### [TASK GOAL]
Copy out all lines of the records in which the word "surroundings" appears.

### [INFORMATION SUPPLIED]
——————————

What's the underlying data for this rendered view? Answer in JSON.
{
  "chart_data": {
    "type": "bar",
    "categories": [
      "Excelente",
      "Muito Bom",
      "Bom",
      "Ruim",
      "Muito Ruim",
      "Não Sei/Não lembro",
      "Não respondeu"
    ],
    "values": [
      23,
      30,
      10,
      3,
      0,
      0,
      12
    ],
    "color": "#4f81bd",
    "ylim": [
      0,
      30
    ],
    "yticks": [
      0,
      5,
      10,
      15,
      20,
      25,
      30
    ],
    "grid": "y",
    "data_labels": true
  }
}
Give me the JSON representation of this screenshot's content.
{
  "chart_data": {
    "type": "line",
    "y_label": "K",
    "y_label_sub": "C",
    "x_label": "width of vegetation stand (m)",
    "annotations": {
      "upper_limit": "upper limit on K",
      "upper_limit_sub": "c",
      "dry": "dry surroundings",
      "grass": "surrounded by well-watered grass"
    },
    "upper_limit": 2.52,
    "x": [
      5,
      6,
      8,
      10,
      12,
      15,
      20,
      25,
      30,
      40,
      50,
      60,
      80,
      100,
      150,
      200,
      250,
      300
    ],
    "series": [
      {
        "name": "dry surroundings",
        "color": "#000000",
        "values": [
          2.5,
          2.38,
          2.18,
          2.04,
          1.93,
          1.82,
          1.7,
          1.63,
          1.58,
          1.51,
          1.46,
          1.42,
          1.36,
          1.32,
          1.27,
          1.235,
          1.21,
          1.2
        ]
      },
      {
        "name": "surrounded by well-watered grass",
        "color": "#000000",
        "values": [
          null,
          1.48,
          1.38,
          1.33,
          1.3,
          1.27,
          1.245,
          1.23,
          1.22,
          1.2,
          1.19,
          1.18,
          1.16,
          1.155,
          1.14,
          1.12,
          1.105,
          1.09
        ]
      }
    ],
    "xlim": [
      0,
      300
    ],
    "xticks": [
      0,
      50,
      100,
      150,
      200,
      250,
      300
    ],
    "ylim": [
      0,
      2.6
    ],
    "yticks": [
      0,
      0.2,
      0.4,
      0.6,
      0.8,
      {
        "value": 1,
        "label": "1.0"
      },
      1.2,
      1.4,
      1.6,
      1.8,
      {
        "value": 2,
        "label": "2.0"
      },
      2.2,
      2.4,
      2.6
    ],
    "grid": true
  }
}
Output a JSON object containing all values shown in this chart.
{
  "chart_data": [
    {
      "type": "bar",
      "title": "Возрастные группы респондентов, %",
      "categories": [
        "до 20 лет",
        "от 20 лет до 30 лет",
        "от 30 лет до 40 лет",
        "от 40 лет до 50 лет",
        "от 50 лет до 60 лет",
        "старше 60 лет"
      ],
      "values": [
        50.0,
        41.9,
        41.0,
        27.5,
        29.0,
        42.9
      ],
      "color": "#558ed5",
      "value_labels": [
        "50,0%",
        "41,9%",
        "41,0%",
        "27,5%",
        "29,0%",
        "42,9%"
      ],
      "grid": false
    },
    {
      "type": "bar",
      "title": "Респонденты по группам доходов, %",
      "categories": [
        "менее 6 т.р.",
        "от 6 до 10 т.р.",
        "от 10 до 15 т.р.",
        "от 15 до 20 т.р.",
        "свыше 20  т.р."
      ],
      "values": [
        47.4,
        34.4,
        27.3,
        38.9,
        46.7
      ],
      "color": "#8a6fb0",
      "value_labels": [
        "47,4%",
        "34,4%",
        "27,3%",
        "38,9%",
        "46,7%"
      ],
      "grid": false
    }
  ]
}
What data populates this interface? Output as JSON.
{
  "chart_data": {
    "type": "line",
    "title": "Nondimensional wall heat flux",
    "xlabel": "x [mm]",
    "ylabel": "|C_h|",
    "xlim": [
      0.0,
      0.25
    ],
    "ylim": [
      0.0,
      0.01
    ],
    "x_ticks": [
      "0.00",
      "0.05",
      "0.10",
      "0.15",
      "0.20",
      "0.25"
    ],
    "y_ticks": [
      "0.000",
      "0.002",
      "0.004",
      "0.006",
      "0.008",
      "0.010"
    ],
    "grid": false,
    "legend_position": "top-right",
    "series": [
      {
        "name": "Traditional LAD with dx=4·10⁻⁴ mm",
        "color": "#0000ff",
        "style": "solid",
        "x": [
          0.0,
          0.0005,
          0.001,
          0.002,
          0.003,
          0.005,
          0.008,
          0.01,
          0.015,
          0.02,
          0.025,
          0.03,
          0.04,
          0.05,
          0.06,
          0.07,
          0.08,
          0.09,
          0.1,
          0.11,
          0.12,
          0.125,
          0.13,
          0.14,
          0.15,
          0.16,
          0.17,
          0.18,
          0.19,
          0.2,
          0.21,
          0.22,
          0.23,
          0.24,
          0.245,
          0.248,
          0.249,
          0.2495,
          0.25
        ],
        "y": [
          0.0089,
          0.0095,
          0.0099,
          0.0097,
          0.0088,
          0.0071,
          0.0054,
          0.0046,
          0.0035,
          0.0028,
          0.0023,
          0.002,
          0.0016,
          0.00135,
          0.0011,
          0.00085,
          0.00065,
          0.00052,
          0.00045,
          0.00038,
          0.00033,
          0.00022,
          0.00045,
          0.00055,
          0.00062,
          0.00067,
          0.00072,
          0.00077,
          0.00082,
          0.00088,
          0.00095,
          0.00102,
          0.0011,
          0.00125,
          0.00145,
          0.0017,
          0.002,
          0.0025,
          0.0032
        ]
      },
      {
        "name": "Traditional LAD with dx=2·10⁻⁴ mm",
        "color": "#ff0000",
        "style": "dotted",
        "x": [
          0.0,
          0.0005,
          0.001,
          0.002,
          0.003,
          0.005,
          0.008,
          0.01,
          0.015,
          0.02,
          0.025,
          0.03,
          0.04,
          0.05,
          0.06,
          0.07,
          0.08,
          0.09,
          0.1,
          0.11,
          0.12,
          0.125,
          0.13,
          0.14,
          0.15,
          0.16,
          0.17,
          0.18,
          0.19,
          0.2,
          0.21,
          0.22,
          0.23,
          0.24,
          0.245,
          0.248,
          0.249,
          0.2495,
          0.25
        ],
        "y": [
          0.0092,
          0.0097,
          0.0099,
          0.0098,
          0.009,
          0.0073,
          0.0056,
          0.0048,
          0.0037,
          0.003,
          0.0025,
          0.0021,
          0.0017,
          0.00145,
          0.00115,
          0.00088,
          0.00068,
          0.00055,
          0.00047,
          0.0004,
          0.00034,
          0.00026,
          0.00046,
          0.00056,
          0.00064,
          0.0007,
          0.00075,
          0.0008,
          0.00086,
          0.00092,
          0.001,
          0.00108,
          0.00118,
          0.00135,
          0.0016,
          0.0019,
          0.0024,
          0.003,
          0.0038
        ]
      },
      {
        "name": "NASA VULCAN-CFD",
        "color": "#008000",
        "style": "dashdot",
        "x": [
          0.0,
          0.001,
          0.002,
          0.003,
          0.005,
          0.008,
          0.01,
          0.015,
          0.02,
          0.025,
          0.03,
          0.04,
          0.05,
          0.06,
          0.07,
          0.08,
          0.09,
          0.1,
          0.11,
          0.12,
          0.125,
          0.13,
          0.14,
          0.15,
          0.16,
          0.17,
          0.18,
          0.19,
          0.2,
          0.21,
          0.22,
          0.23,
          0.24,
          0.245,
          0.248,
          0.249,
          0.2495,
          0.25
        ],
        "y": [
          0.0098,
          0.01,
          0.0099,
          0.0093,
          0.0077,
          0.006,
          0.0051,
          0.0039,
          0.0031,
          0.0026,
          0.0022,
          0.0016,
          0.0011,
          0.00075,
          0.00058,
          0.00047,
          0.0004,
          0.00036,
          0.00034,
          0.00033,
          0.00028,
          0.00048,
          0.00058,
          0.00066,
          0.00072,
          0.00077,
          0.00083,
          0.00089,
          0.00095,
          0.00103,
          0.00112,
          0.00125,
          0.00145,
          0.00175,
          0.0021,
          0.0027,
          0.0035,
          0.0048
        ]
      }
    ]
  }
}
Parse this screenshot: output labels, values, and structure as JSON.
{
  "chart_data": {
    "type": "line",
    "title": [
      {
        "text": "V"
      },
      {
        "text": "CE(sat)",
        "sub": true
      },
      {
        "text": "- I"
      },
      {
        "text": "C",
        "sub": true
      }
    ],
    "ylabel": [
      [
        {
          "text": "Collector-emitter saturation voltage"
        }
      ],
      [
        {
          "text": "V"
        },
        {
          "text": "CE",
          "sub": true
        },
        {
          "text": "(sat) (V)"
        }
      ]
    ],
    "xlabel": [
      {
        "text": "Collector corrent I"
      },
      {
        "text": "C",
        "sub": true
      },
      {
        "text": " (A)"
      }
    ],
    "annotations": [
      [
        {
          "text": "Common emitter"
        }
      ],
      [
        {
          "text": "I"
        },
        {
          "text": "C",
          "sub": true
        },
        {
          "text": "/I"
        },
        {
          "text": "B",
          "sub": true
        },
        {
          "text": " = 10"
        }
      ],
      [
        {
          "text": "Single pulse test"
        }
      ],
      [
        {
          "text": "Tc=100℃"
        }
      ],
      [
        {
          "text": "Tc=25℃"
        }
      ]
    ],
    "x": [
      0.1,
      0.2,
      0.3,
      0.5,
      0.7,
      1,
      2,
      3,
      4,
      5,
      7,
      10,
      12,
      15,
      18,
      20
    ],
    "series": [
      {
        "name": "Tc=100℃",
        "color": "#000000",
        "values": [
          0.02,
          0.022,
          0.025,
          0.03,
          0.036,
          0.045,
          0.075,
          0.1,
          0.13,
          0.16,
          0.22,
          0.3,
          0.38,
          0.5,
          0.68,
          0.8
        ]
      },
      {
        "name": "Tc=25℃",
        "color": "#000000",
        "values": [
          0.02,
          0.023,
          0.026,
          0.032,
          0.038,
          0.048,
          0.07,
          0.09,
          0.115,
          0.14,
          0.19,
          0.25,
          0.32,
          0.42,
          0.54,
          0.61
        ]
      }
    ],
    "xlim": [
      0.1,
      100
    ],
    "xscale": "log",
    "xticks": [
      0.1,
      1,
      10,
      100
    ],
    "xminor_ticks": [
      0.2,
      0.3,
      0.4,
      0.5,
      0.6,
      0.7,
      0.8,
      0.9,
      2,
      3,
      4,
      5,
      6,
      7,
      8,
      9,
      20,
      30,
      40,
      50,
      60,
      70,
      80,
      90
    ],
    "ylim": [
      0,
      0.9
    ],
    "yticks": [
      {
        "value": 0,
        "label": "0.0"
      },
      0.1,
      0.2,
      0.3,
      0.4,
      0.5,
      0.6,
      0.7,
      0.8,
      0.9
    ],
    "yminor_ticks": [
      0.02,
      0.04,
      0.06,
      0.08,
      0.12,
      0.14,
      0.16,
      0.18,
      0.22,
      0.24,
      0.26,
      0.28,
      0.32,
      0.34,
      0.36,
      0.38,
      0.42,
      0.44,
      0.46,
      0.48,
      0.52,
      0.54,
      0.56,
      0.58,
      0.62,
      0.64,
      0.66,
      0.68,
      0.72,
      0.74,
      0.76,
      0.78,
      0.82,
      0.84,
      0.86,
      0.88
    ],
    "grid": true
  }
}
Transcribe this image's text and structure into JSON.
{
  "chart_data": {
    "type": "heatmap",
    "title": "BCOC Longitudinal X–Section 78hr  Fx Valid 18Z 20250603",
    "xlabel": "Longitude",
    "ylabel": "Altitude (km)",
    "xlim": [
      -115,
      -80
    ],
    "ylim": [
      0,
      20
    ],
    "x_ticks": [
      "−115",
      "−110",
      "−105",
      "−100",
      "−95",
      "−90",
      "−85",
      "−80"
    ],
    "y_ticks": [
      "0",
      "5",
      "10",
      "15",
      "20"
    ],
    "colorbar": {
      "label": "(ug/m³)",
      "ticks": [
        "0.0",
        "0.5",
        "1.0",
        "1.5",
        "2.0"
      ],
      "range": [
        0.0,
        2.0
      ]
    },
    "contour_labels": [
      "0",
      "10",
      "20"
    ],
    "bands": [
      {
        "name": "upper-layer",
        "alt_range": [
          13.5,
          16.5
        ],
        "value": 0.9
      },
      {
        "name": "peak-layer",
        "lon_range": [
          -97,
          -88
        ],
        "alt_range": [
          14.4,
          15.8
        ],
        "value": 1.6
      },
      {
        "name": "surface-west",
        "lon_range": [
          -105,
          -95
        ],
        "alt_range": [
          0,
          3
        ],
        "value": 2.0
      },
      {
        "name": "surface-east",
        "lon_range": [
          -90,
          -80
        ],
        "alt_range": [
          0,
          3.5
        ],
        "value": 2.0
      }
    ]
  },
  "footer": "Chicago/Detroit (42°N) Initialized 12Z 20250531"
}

——————————

### [CORRECT RESULT]
      "dry": "dry surroundings",
        "name": "dry surroundings",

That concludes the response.